### TO DO
Reproduce all entries verbatim, with nothing added or dropped.

### PROVIDED RECORDS
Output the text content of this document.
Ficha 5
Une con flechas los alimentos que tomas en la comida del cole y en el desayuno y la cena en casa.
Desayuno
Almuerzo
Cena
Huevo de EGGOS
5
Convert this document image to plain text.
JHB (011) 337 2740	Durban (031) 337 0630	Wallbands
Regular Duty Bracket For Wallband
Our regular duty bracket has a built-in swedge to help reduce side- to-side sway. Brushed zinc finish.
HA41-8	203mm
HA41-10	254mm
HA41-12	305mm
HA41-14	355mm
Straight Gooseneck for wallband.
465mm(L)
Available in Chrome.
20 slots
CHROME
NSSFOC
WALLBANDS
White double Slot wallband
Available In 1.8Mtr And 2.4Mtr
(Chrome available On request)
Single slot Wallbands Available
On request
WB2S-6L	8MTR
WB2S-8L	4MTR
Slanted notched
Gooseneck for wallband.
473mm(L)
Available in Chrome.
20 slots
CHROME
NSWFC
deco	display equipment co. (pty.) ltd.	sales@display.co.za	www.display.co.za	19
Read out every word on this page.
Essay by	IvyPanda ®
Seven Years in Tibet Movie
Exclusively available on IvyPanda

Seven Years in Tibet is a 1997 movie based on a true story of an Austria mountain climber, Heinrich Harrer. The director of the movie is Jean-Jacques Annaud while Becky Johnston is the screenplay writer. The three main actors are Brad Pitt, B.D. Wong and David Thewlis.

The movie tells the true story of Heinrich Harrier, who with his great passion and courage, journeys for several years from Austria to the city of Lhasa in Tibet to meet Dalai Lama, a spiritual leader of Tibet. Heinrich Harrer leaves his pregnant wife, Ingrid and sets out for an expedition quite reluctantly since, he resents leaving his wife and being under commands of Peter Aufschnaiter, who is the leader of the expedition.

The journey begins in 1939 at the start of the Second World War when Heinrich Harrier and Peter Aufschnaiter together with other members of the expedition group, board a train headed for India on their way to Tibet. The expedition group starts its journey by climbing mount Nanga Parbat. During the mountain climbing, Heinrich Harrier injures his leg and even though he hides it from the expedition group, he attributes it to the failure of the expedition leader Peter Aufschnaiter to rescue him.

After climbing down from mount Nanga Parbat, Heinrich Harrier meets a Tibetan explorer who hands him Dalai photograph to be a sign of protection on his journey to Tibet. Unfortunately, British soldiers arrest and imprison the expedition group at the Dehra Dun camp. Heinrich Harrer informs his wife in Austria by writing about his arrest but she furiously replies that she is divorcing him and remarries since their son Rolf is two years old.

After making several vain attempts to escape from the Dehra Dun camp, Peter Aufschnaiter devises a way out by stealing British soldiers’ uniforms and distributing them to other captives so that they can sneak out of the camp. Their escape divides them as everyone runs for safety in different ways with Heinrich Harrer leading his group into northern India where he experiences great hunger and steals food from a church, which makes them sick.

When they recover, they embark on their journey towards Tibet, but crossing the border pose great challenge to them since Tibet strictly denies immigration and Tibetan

### IN RESPONSE
Output the text content of this document.
Ficha 5
Une con flechas los alimentos que tomas en la comida del cole y en el desayuno y la cena en casa.
Desayuno
Almuerzo
Cena
Huevo de EGGOS
5
Convert this document image to plain text.
JHB (011) 337 2740	Durban (031) 337 0630	Wallbands
Regular Duty Bracket For Wallband
Our regular duty bracket has a built-in swedge to help reduce side- to-side sway. Brushed zinc finish.
HA41-8	203mm
HA41-10	254mm
HA41-12	305mm
HA41-14	355mm
Straight Gooseneck for wallband.
465mm(L)
Available in Chrome.
20 slots
CHROME
NSSFOC
WALLBANDS
White double Slot wallband
Available In 1.8Mtr And 2.4Mtr
(Chrome available On request)
Single slot Wallbands Available
On request
WB2S-6L	8MTR
WB2S-8L	4MTR
Slanted notched
Gooseneck for wallband.
473mm(L)
Available in Chrome.
20 slots
CHROME
NSWFC
deco	display equipment co. (pty.) ltd.	sales@display.co.za	www.display.co.za	19
Read out every word on this page.
Essay by	IvyPanda ®
Seven Years in Tibet Movie
Exclusively available on IvyPanda

Seven Years in Tibet is a 1997 movie based on a true story of an Austria mountain climber, Heinrich Harrer. The director of the movie is Jean-Jacques Annaud while Becky Johnston is the screenplay writer. The three main actors are Brad Pitt, B.D. Wong and David Thewlis.

The movie tells the true story of Heinrich Harrier, who with his great passion and courage, journeys for several years from Austria to the city of Lhasa in Tibet to meet Dalai Lama, a spiritual leader of Tibet. Heinrich Harrer leaves his pregnant wife, Ingrid and sets out for an expedition quite reluctantly since, he resents leaving his wife and being under commands of Peter Aufschnaiter, who is the leader of the expedition.

The journey begins in 1939 at the start of the Second World War when Heinrich Harrier and Peter Aufschnaiter together with other members of the expedition group, board a train headed for India on their way to Tibet. The expedition group starts its journey by climbing mount Nanga Parbat. During the mountain climbing, Heinrich Harrier injures his leg and even though he hides it from the expedition group, he attributes it to the failure of the expedition leader Peter Aufschnaiter to rescue him.

After climbing down from mount Nanga Parbat, Heinrich Harrier meets a Tibetan explorer who hands him Dalai photograph to be a sign of protection on his journey to Tibet. Unfortunately, British soldiers arrest and imprison the expedition group at the Dehra Dun camp. Heinrich Harrer informs his wife in Austria by writing about his arrest but she furiously replies that she is divorcing him and remarries since their son Rolf is two years old.

After making several vain attempts to escape from the Dehra Dun camp, Peter Aufschnaiter devises a way out by stealing British soldiers’ uniforms and distributing them to other captives so that they can sneak out of the camp. Their escape divides them as everyone runs for safety in different ways with Heinrich Harrer leading his group into northern India where he experiences great hunger and steals food from a church, which makes them sick.

When they recover, they embark on their journey towards Tibet, but crossing the border pose great challenge to them since Tibet strictly denies immigration and Tibetan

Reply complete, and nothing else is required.